THE PROBLEM: Below is a set of records; print all of them exactly as written.

[[ DATA TO PROCESS, beginning ]]

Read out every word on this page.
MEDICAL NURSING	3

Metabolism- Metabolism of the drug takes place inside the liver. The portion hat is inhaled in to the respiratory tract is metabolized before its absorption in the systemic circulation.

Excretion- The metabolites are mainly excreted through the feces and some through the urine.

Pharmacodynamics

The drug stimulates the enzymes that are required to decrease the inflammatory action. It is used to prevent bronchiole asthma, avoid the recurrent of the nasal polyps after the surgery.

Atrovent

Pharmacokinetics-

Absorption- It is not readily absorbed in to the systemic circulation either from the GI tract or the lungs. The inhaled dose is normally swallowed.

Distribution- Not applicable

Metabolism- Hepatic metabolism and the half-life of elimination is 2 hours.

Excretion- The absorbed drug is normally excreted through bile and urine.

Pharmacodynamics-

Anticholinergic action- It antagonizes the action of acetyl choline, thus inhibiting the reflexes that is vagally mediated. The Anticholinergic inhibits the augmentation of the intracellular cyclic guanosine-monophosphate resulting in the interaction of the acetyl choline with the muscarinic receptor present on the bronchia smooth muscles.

[[ DATA TO PROCESS, end ]]

OUTPUT OF THE TASK:
Read out every word on this page.
MEDICAL NURSING	3

Metabolism- Metabolism of the drug takes place inside the liver. The portion hat is inhaled in to the respiratory tract is metabolized before its absorption in the systemic circulation.

Excretion- The metabolites are mainly excreted through the feces and some through the urine.

Pharmacodynamics

The drug stimulates the enzymes that are required to decrease the inflammatory action. It is used to prevent bronchiole asthma, avoid the recurrent of the nasal polyps after the surgery.

Atrovent

Pharmacokinetics-

Absorption- It is not readily absorbed in to the systemic circulation either from the GI tract or the lungs. The inhaled dose is normally swallowed.

Distribution- Not applicable

Metabolism- Hepatic metabolism and the half-life of elimination is 2 hours.

Excretion- The absorbed drug is normally excreted through bile and urine.

Pharmacodynamics-

Anticholinergic action- It antagonizes the action of acetyl choline, thus inhibiting the reflexes that is vagally mediated. The Anticholinergic inhibits the augmentation of the intracellular cyclic guanosine-monophosphate resulting in the interaction of the acetyl choline with the muscarinic receptor present on the bronchia smooth muscles.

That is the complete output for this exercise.